_Your instructions_: Return only the count of lines in which the word "procedimientos" appears.

Dataset items
┏━━

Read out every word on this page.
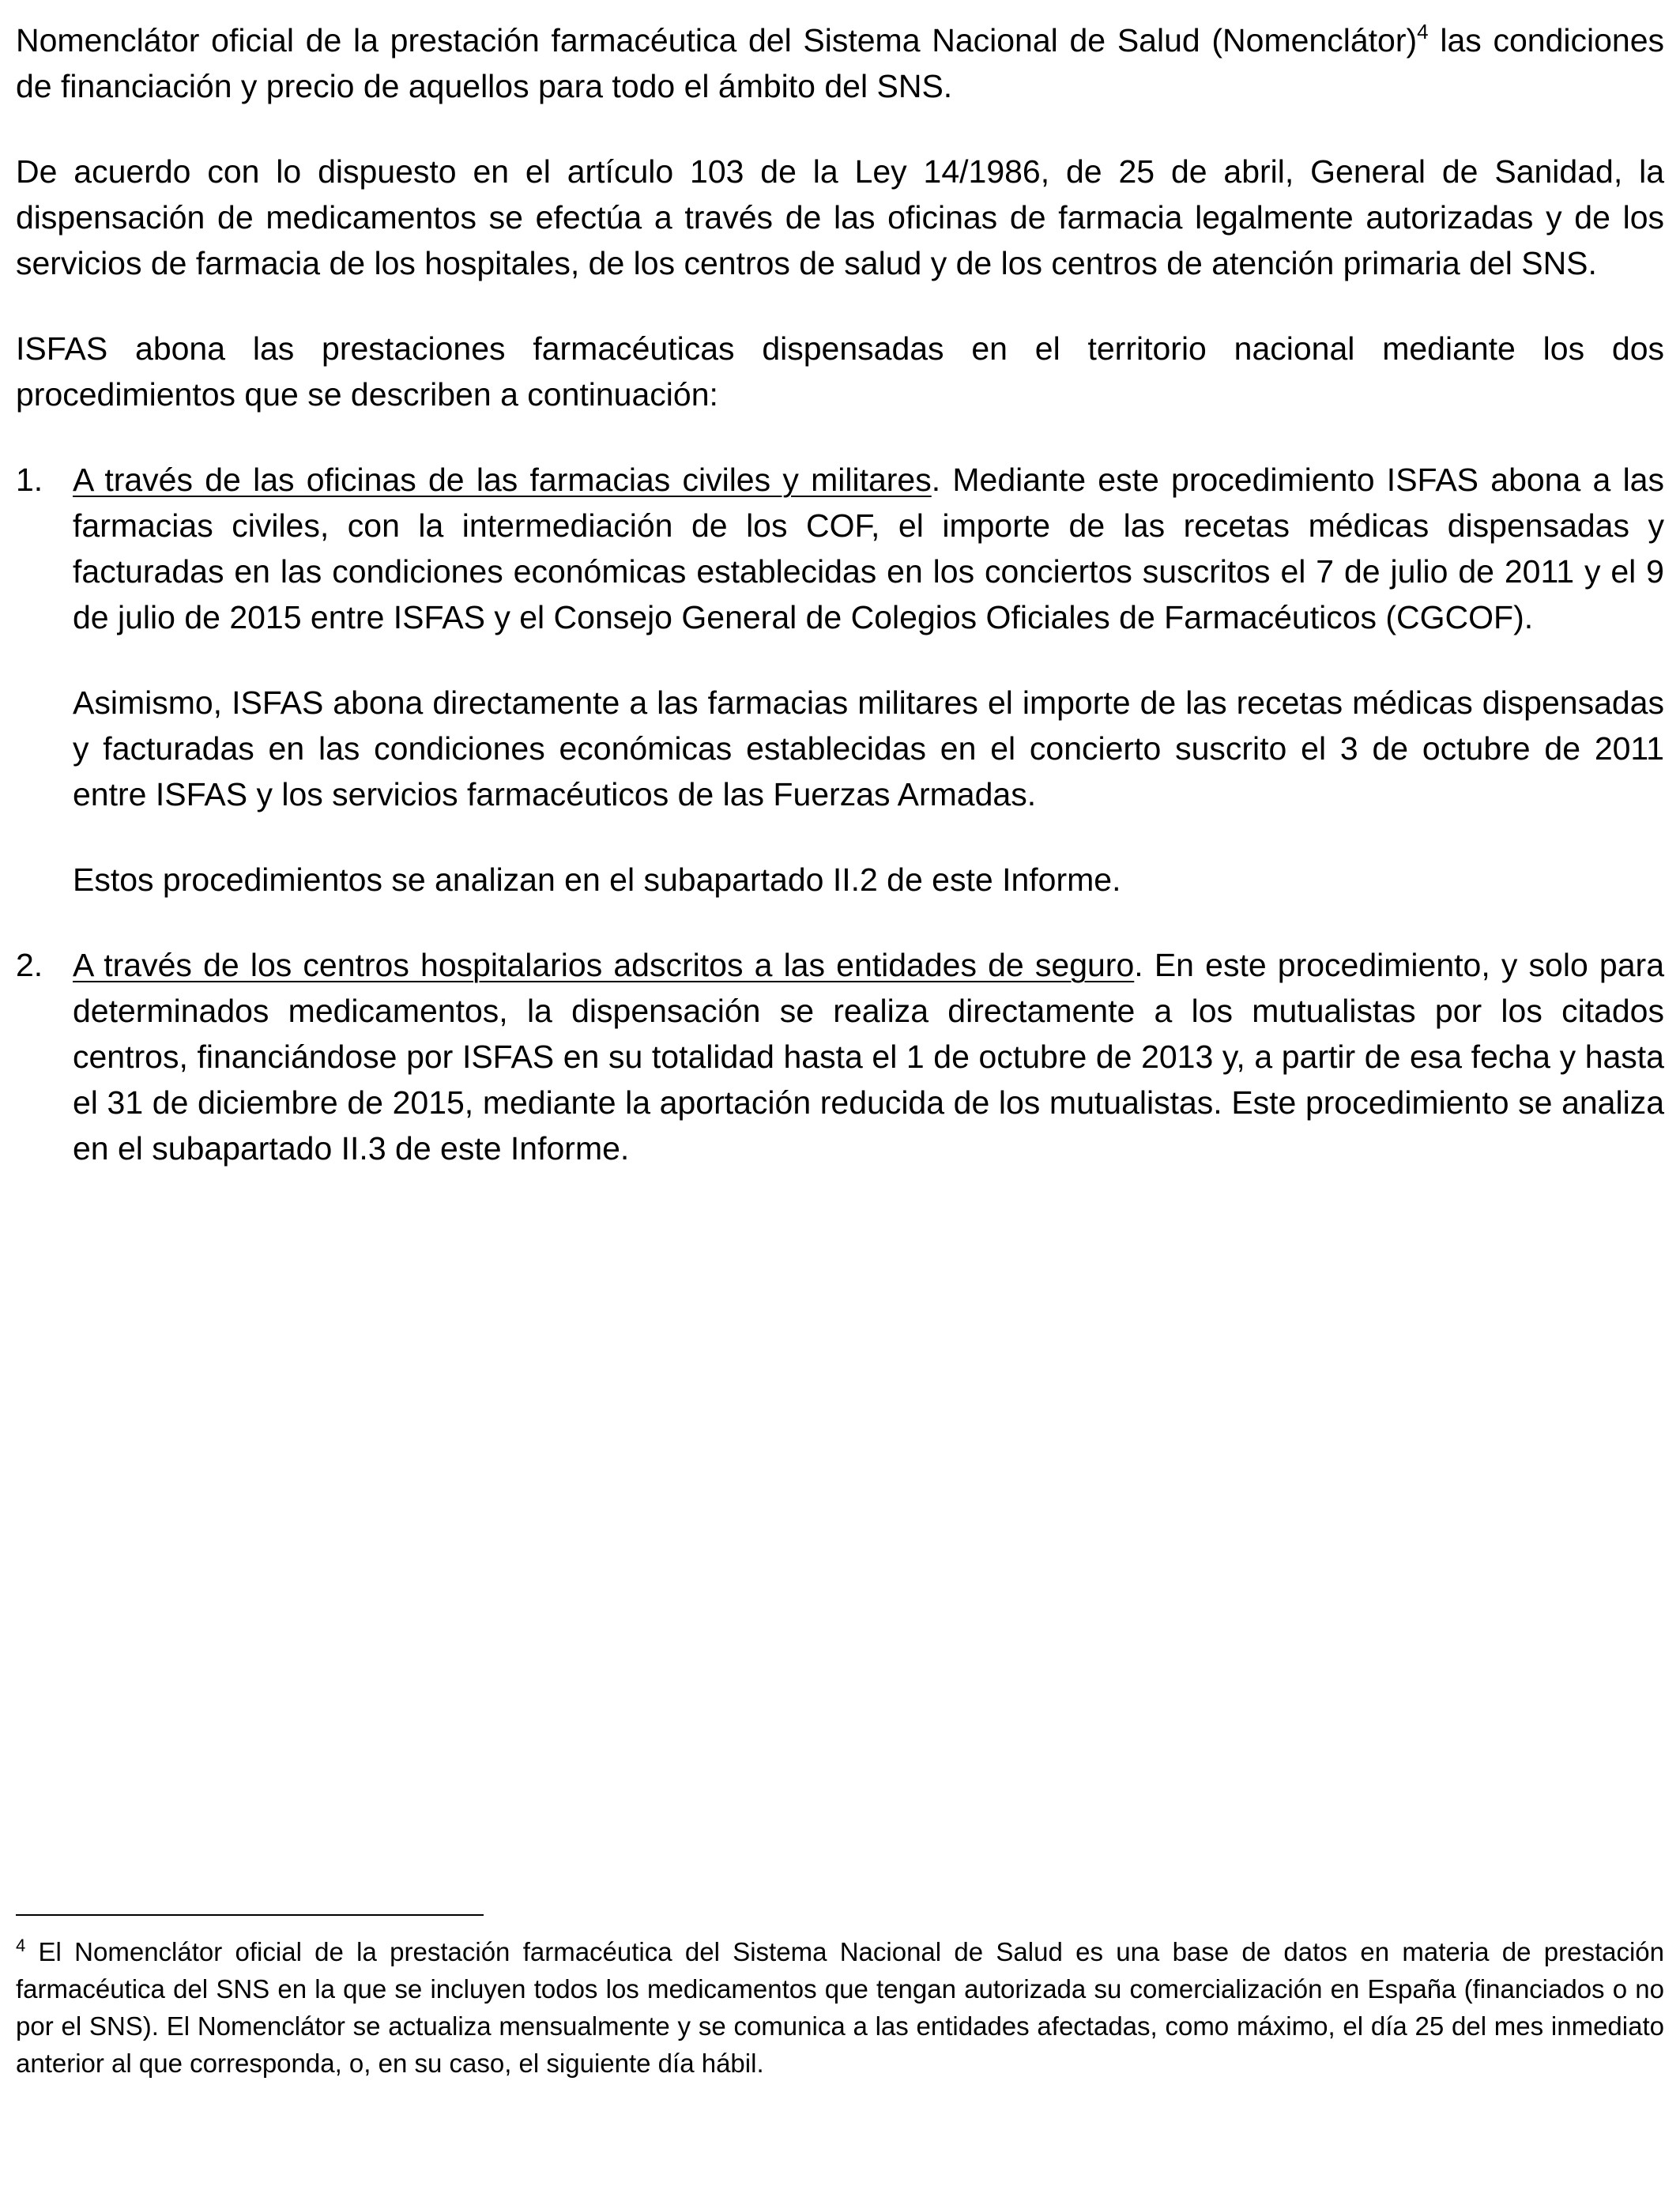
Nomenclátor oficial de la prestación farmacéutica del Sistema Nacional de Salud (Nomenclátor)$^4$ las condiciones de financiación y precio de aquellos para todo el ámbito del SNS.

De acuerdo con lo dispuesto en el artículo 103 de la Ley 14/1986, de 25 de abril, General de Sanidad, la dispensación de medicamentos se efectúa a través de las oficinas de farmacia legalmente autorizadas y de los servicios de farmacia de los hospitales, de los centros de salud y de los centros de atención primaria del SNS.

ISFAS abona las prestaciones farmacéuticas dispensadas en el territorio nacional mediante los dos procedimientos que se describen a continuación:

1. A través de las oficinas de las farmacias civiles y militares. Mediante este procedimiento ISFAS abona a las farmacias civiles, con la intermediación de los COF, el importe de las recetas médicas dispensadas y facturadas en las condiciones económicas establecidas en los conciertos suscritos el 7 de julio de 2011 y el 9 de julio de 2015 entre ISFAS y el Consejo General de Colegios Oficiales de Farmacéuticos (CGCOF).

Asimismo, ISFAS abona directamente a las farmacias militares el importe de las recetas médicas dispensadas y facturadas en las condiciones económicas establecidas en el concierto suscrito el 3 de octubre de 2011 entre ISFAS y los servicios farmacéuticos de las Fuerzas Armadas.

Estos procedimientos se analizan en el subapartado II.2 de este Informe.

2. A través de los centros hospitalarios adscritos a las entidades de seguro. En este procedimiento, y solo para determinados medicamentos, la dispensación se realiza directamente a los mutualistas por los citados centros, financiándose por ISFAS en su totalidad hasta el 1 de octubre de 2013 y, a partir de esa fecha y hasta el 31 de diciembre de 2015, mediante la aportación reducida de los mutualistas. Este procedimiento se analiza en el subapartado II.3 de este Informe.

$^4$ El Nomenclátor oficial de la prestación farmacéutica del Sistema Nacional de Salud es una base de datos en materia de prestación farmacéutica del SNS en la que se incluyen todos los medicamentos que tengan autorizada su comercialización en España (financiados o no por el SNS). El Nomenclátor se actualiza mensualmente y se comunica a las entidades afectadas, como máximo, el día 25 del mes inmediato anterior al que corresponda, o, en su caso, el siguiente día hábil.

┗━━

_Expected output_: 2